**SET EXERCISE**
Please write the listing below out again exactly, leaving every picture behind.

Recorded data:
■ ■ ■ ■
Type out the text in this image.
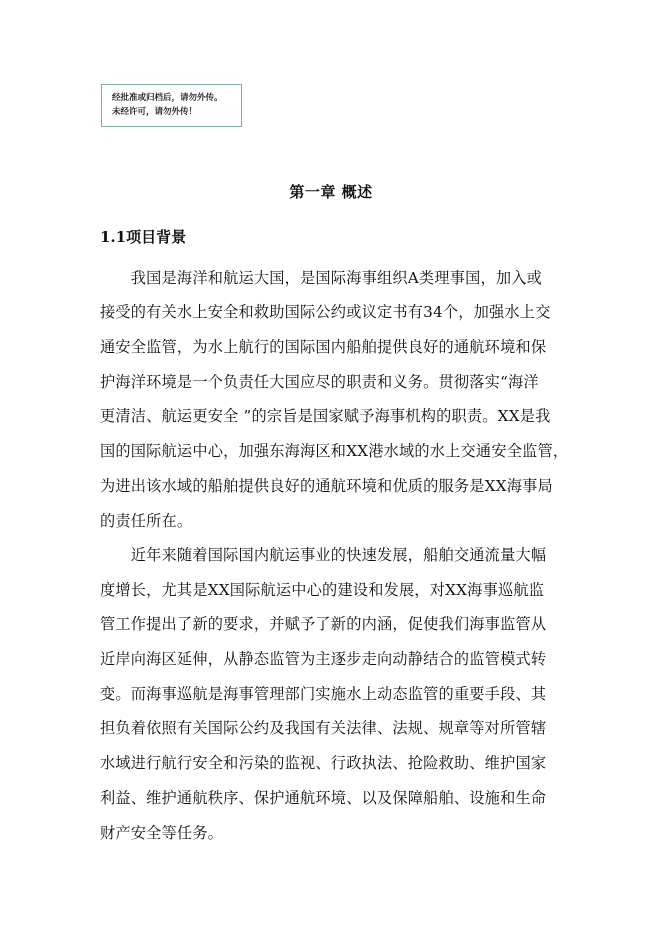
经批准或归档后，请勿外传。
未经许可，请勿外传！
第一章 概述
1.1项目背景
　　我国是海洋和航运大国，是国际海事组织A类理事国，加入或
接受的有关水上安全和救助国际公约或议定书有34个，加强水上交
通安全监管，为水上航行的国际国内船舶提供良好的通航环境和保
护海洋环境是一个负责任大国应尽的职责和义务。贯彻落实“海洋
更清洁、航运更安全 ”的宗旨是国家赋予海事机构的职责。XX是我
国的国际航运中心，加强东海海区和XX港水域的水上交通安全监管，
为进出该水域的船舶提供良好的通航环境和优质的服务是XX海事局
的责任所在。
　　近年来随着国际国内航运事业的快速发展，船舶交通流量大幅
度增长，尤其是XX国际航运中心的建设和发展，对XX海事巡航监
管工作提出了新的要求，并赋予了新的内涵，促使我们海事监管从
近岸向海区延伸，从静态监管为主逐步走向动静结合的监管模式转
变。而海事巡航是海事管理部门实施水上动态监管的重要手段、其
担负着依照有关国际公约及我国有关法律、法规、规章等对所管辖
水域进行航行安全和污染的监视、行政执法、抢险救助、维护国家
利益、维护通航秩序、保护通航环境、以及保障船舶、设施和生命
财产安全等任务。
■ ■ ■ ■
**RESPONSE FOR THIS EXERCISE**
Type out the text in this image.
经批准或归档后，请勿外传。
未经许可，请勿外传！
第一章 概述
1.1项目背景
　　我国是海洋和航运大国，是国际海事组织A类理事国，加入或
接受的有关水上安全和救助国际公约或议定书有34个，加强水上交
通安全监管，为水上航行的国际国内船舶提供良好的通航环境和保
护海洋环境是一个负责任大国应尽的职责和义务。贯彻落实“海洋
更清洁、航运更安全 ”的宗旨是国家赋予海事机构的职责。XX是我
国的国际航运中心，加强东海海区和XX港水域的水上交通安全监管，
为进出该水域的船舶提供良好的通航环境和优质的服务是XX海事局
的责任所在。
　　近年来随着国际国内航运事业的快速发展，船舶交通流量大幅
度增长，尤其是XX国际航运中心的建设和发展，对XX海事巡航监
管工作提出了新的要求，并赋予了新的内涵，促使我们海事监管从
近岸向海区延伸，从静态监管为主逐步走向动静结合的监管模式转
变。而海事巡航是海事管理部门实施水上动态监管的重要手段、其
担负着依照有关国际公约及我国有关法律、法规、规章等对所管辖
水域进行航行安全和污染的监视、行政执法、抢险救助、维护国家
利益、维护通航秩序、保护通航环境、以及保障船舶、设施和生命
财产安全等任务。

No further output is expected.